What is the number of lines in the data that hold the string "adjectives"? Reply with that number only.
╭──
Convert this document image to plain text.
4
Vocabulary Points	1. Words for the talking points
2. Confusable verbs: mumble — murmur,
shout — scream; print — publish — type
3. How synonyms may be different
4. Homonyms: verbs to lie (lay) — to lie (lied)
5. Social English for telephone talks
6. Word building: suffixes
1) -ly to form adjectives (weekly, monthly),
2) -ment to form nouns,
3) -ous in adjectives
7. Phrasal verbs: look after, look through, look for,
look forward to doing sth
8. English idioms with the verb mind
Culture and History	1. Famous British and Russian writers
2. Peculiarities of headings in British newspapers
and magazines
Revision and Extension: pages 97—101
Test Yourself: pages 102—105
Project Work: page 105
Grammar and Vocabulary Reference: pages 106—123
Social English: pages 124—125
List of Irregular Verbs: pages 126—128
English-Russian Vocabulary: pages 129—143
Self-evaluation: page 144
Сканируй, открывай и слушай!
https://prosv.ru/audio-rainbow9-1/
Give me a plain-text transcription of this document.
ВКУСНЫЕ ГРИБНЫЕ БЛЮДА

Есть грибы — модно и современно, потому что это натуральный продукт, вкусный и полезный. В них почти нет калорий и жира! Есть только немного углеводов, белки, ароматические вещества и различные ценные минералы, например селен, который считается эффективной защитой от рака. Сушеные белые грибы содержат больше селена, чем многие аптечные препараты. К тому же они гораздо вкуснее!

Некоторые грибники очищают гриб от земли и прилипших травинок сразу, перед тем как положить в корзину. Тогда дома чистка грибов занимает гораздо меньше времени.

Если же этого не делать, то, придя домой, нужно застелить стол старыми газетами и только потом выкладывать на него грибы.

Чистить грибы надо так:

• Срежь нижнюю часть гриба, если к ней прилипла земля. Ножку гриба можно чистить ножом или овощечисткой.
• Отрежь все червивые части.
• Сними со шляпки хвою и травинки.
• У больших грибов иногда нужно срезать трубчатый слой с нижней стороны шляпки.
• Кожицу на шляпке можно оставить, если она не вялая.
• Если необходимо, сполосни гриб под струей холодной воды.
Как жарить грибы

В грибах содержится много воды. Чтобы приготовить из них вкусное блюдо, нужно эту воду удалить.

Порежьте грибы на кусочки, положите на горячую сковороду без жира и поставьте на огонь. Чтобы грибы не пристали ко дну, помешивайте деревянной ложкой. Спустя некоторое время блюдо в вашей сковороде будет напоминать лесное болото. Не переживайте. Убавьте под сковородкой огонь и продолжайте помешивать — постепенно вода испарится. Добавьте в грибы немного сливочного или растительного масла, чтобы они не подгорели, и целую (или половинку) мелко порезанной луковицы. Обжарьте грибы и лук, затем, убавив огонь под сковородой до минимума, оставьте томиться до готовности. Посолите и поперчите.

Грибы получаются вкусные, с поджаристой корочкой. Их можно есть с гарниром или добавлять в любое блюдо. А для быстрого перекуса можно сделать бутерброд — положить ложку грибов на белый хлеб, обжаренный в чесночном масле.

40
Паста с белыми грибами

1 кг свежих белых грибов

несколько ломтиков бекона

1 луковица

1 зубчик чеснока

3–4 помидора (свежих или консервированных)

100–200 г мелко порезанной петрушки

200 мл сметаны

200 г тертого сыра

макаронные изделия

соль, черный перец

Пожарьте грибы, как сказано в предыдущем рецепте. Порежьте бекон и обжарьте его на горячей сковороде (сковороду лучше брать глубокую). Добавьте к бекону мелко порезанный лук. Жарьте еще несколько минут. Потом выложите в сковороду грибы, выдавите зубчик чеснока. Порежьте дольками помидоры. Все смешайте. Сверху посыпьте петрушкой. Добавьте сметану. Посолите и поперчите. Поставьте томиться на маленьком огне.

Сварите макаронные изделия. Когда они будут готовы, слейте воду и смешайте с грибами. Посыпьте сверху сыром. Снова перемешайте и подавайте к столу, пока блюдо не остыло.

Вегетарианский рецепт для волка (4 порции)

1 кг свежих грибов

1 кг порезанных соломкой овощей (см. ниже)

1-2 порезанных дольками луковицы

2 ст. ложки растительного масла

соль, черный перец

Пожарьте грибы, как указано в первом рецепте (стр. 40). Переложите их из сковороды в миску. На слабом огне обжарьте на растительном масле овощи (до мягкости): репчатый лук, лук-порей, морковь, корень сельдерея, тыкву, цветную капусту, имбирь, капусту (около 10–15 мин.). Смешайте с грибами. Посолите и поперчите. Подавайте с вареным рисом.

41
╰──
╭──
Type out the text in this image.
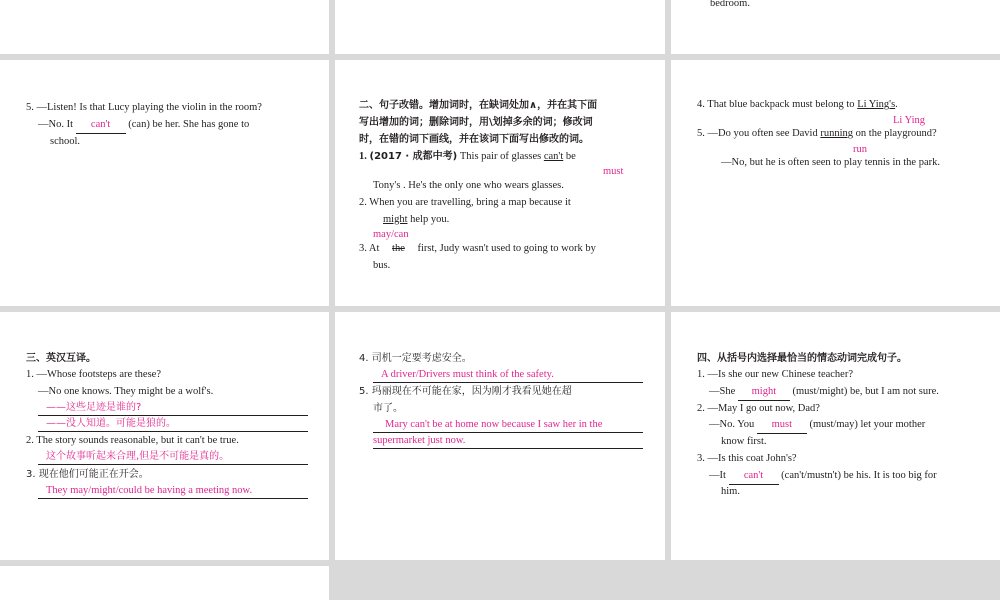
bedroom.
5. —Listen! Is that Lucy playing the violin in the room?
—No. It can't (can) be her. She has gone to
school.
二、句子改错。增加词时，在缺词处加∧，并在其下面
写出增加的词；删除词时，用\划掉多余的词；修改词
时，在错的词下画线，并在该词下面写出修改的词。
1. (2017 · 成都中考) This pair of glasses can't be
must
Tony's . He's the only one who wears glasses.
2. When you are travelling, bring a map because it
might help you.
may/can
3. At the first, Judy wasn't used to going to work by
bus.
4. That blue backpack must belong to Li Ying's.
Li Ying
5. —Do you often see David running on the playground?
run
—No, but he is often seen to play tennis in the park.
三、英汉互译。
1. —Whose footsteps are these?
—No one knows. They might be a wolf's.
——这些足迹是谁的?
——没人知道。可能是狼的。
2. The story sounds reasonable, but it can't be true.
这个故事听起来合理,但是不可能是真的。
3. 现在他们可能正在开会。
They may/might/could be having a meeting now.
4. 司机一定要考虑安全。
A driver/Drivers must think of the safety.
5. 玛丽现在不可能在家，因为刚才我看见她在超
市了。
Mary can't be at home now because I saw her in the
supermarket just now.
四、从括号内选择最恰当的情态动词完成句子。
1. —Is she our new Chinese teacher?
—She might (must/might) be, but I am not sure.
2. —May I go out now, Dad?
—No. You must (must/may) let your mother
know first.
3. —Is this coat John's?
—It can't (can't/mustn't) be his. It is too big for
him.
╰──
### Response
2